*Source data*
---

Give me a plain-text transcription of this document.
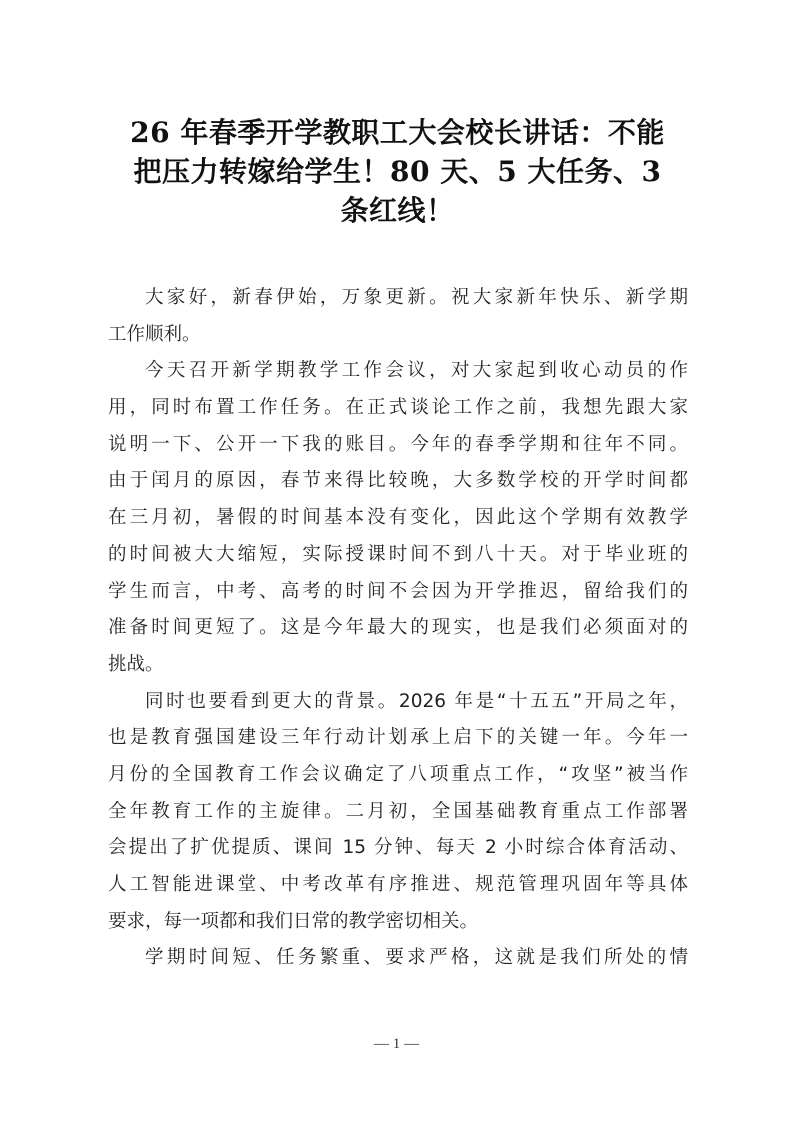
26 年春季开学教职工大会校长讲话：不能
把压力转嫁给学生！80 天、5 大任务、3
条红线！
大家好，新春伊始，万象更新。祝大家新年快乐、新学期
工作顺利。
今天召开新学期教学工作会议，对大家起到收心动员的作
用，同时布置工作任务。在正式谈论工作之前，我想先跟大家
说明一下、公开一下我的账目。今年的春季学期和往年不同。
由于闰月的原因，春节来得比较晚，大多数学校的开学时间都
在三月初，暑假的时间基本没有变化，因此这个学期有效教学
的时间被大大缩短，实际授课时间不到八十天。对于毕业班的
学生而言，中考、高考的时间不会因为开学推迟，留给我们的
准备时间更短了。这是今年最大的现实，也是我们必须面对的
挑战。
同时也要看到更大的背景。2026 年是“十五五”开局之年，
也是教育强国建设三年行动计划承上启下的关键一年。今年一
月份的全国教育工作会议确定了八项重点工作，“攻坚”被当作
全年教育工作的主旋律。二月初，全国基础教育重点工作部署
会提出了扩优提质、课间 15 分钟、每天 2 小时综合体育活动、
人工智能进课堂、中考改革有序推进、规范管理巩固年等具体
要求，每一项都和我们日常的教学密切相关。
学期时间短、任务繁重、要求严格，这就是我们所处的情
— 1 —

---

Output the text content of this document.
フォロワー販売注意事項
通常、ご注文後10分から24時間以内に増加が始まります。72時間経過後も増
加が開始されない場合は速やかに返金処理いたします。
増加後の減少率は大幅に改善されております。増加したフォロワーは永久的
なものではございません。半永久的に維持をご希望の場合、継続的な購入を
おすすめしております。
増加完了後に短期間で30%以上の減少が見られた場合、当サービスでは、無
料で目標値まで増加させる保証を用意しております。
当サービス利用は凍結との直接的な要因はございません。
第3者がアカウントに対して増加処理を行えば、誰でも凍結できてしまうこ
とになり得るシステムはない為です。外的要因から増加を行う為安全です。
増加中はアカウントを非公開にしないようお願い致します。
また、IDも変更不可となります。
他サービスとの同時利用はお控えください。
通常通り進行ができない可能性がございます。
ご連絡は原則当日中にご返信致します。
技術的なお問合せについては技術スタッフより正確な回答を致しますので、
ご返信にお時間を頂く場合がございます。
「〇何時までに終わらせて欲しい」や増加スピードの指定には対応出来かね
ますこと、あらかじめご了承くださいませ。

---

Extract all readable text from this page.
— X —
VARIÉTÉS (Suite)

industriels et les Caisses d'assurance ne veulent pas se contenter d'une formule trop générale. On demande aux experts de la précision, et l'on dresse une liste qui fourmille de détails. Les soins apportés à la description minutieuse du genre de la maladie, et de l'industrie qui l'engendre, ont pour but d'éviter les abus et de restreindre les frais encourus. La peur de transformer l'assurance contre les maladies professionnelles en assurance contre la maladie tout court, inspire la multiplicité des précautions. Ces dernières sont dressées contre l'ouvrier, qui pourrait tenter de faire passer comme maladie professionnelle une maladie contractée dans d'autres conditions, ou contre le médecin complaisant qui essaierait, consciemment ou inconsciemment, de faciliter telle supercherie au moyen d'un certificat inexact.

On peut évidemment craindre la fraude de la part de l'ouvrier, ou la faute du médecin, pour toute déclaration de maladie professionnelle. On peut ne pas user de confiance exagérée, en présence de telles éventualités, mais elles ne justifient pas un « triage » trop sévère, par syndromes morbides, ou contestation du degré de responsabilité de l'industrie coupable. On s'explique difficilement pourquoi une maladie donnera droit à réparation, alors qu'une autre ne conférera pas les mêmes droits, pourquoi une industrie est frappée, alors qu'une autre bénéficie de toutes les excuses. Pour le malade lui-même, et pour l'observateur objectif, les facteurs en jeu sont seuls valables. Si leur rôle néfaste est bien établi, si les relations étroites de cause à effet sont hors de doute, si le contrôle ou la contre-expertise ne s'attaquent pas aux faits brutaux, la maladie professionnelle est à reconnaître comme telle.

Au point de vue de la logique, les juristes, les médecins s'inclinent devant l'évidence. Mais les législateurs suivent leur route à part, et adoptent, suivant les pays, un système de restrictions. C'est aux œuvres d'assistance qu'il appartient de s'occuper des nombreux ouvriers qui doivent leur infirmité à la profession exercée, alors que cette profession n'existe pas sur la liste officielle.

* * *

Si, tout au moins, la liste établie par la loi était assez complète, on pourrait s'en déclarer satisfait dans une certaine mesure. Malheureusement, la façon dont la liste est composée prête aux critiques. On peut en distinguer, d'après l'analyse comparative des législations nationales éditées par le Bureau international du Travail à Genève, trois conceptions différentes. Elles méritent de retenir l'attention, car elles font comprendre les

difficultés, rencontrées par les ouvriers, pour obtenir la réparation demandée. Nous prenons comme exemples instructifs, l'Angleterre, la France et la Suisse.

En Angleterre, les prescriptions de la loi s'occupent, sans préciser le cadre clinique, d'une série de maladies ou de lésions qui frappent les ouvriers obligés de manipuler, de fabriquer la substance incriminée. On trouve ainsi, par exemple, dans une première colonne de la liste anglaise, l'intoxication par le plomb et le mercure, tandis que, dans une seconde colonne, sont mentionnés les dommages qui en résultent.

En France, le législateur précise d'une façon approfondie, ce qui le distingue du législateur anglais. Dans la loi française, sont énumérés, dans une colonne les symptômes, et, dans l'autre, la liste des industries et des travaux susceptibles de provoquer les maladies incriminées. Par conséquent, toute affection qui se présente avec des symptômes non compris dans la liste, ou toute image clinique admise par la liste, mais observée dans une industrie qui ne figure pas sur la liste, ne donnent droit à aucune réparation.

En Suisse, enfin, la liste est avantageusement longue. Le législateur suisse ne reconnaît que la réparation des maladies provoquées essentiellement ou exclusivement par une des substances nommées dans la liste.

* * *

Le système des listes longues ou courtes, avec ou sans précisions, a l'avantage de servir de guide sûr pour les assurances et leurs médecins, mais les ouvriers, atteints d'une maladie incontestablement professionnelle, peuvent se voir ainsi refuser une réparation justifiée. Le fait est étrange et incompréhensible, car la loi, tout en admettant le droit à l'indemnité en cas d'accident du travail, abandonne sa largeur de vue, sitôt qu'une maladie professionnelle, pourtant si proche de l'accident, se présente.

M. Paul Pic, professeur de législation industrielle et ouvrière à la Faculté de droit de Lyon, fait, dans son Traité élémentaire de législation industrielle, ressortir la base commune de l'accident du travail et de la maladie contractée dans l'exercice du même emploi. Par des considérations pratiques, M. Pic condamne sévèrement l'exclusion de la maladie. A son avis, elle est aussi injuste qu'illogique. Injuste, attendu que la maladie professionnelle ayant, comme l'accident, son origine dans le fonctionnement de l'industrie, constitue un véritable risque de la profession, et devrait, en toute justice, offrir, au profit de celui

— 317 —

---

*What is being asked*
Show every line from the entries above in which the word "Suisse" appears.

*Solution for this exercise*
difficultés, rencontrées par les ouvriers, pour obtenir la réparation demandée. Nous prenons comme exemples instructifs, l'Angleterre, la France et la Suisse.
En Suisse, enfin, la liste est avantageusement longue. Le législateur suisse ne reconnaît que la réparation des maladies provoquées essentiellement ou exclusivement par une des substances nommées dans la liste.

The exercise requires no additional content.